Records from a data collection
═══

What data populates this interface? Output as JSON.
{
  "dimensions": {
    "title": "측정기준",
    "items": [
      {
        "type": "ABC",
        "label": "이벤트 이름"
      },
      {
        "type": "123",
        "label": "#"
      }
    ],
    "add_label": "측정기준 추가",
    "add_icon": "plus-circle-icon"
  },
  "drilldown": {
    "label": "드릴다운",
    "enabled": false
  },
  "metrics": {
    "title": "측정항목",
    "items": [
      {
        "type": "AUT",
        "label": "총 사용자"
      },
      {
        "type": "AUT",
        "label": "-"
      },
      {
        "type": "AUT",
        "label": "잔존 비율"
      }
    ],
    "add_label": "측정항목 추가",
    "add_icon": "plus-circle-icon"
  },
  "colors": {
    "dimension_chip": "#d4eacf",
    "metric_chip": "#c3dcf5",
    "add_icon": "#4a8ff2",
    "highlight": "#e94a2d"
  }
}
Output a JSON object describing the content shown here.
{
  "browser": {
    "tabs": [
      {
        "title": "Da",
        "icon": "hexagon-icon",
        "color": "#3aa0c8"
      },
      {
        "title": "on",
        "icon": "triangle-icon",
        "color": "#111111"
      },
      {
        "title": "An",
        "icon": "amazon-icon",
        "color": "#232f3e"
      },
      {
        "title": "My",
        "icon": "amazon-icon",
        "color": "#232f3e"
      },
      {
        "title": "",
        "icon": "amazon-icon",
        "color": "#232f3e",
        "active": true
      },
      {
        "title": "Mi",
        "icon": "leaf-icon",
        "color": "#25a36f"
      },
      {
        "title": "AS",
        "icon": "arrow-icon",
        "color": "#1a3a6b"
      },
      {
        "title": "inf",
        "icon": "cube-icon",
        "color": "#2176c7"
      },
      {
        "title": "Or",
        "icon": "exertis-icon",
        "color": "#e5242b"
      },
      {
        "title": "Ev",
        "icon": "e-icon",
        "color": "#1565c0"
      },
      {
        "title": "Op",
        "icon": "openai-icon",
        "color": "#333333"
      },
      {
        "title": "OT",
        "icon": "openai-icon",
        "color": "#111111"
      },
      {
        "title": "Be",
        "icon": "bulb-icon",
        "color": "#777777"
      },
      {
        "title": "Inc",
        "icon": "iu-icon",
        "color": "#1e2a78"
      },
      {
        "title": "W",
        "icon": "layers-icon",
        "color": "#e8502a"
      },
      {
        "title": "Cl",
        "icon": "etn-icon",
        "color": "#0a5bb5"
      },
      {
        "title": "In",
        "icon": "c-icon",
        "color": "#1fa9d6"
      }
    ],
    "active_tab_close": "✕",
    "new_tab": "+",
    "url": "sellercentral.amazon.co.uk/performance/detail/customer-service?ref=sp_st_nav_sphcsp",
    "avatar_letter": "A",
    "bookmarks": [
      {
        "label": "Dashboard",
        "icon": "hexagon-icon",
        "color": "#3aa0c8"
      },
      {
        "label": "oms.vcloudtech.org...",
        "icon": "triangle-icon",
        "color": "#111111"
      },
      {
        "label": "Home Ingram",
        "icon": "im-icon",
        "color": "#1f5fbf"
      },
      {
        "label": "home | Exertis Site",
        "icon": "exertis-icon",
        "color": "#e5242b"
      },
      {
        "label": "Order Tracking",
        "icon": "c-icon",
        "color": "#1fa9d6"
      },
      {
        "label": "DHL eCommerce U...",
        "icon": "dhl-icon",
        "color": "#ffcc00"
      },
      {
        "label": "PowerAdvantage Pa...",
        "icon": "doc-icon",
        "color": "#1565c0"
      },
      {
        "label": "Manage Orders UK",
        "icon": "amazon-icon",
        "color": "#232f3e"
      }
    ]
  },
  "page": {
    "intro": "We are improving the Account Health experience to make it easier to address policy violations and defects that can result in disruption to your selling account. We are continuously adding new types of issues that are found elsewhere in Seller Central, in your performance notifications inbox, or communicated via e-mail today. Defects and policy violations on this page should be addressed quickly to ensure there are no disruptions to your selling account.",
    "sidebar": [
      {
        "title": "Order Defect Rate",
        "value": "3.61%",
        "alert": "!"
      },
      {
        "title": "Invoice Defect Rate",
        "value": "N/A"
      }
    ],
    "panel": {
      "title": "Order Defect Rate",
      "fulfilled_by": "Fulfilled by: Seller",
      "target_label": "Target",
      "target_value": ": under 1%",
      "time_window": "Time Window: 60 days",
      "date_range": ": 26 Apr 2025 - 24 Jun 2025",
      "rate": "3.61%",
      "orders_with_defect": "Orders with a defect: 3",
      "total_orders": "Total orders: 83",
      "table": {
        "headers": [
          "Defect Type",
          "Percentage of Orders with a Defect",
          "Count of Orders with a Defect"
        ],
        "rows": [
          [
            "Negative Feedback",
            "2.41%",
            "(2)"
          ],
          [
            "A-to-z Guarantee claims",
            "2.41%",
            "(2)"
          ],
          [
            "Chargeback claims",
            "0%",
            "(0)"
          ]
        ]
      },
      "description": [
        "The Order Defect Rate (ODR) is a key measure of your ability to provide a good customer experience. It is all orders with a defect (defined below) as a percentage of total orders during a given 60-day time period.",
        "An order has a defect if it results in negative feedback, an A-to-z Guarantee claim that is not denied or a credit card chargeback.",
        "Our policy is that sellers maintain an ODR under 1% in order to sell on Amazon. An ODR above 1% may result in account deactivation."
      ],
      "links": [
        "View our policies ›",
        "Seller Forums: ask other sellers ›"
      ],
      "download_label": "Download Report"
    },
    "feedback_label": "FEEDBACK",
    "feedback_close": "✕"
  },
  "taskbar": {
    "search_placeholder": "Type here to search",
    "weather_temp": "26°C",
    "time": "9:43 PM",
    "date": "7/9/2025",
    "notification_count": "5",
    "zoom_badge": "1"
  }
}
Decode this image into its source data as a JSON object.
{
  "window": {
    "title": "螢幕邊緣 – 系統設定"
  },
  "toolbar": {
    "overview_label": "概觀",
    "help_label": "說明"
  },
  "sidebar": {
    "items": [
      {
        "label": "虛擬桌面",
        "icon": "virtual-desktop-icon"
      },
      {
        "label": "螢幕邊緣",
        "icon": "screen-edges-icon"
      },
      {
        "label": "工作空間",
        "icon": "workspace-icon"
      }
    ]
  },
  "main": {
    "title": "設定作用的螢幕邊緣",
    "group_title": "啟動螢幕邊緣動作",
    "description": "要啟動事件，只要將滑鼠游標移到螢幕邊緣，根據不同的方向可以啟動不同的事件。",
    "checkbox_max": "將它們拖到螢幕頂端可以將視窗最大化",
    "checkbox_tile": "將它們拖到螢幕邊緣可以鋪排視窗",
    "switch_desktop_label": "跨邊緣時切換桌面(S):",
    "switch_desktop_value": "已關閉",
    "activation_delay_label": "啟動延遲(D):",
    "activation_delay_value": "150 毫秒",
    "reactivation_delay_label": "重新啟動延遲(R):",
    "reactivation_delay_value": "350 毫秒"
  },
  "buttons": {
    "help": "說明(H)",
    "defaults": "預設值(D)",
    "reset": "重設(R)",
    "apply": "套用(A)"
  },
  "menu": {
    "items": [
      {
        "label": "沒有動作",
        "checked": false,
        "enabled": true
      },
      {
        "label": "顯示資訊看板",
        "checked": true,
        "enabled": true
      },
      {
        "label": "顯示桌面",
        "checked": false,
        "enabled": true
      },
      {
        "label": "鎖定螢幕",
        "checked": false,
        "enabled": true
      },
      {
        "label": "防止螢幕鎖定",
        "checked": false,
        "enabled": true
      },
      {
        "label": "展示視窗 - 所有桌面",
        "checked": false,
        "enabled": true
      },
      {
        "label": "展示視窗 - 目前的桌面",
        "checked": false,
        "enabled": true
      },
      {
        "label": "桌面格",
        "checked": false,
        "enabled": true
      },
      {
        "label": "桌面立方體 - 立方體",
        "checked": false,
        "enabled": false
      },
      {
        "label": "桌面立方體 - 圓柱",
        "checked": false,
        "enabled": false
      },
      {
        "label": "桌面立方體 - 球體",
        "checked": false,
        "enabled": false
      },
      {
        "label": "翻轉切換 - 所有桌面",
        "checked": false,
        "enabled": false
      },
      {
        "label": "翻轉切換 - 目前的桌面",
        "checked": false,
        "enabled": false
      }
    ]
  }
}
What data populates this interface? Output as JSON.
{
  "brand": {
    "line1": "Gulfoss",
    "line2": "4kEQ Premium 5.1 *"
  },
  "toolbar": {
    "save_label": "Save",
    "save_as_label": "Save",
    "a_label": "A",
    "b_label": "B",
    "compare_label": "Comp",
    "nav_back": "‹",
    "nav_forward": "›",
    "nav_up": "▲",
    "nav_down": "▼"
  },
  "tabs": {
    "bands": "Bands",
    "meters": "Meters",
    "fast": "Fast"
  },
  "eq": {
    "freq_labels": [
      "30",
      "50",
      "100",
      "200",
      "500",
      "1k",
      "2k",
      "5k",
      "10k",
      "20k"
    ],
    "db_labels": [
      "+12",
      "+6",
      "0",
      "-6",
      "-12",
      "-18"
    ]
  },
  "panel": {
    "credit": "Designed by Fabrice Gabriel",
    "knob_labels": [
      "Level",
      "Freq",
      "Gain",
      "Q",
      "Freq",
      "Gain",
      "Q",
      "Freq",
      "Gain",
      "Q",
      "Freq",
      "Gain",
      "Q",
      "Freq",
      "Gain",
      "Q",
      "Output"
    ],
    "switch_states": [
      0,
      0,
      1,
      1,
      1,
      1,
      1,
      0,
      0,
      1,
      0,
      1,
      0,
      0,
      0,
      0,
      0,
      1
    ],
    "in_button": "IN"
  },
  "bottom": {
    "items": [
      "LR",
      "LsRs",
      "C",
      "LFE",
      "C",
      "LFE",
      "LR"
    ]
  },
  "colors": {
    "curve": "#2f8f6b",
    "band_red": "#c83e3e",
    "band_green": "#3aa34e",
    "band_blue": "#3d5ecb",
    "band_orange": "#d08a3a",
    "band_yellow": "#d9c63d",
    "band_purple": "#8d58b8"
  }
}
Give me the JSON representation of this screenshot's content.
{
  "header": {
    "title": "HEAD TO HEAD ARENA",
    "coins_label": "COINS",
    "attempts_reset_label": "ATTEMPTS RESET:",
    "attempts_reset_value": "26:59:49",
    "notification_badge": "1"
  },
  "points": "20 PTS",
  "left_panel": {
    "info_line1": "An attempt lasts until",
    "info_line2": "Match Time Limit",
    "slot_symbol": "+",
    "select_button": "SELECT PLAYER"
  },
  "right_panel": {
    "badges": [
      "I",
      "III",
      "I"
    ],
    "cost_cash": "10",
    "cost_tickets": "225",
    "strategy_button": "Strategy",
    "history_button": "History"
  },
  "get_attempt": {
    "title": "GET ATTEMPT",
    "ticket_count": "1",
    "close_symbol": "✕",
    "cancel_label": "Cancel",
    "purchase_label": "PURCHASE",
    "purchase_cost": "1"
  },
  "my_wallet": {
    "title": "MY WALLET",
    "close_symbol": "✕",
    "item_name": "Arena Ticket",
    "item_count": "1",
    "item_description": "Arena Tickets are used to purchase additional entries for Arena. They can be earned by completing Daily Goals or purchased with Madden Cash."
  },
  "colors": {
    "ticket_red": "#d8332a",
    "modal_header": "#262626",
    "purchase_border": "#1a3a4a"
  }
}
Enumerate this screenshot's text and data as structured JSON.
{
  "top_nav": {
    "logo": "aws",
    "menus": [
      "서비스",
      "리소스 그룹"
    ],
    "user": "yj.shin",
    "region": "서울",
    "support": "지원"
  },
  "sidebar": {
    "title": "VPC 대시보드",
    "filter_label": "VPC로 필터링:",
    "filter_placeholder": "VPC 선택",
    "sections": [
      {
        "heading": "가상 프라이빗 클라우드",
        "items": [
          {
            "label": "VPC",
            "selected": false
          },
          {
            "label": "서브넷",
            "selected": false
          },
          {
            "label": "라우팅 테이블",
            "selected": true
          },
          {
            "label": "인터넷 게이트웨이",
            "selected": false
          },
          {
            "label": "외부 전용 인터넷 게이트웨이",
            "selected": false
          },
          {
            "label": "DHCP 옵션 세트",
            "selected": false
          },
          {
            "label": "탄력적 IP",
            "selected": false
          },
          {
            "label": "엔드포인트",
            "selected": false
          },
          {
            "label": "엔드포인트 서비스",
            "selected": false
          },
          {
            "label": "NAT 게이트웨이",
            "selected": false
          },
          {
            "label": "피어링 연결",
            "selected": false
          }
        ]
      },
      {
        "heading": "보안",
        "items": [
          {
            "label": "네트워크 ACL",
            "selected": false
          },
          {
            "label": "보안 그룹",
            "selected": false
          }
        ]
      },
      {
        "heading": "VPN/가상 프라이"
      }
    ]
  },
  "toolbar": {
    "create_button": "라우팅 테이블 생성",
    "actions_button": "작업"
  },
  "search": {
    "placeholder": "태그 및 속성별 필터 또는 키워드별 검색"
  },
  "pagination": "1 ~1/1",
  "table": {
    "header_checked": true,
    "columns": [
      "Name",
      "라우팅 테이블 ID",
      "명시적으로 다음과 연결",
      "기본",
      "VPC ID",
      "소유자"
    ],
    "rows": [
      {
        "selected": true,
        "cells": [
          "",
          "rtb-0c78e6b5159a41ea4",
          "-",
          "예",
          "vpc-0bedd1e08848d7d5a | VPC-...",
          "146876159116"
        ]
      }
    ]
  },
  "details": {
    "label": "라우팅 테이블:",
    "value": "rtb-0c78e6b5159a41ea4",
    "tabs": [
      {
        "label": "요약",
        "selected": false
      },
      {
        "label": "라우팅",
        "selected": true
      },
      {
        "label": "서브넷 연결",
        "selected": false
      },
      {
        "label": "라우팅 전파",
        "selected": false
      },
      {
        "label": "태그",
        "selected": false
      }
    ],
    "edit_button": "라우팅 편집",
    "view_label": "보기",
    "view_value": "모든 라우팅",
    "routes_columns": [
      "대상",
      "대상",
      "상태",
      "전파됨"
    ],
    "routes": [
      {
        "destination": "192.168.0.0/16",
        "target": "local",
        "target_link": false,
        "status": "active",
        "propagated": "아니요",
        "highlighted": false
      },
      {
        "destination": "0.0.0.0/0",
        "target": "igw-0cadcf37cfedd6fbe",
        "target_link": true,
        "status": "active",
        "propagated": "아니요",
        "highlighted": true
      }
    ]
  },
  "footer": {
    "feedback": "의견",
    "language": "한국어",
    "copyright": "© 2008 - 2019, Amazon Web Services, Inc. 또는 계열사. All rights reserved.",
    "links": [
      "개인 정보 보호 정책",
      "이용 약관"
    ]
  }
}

═══

*Required task:*
Select the lines that carry the string "sellers" and copy them.

*Answer to this exercise:*
        "Our policy is that sellers maintain an ODR under 1% in order to sell on Amazon. An ODR above 1% may result in account deactivation."
        "Seller Forums: ask other sellers ›"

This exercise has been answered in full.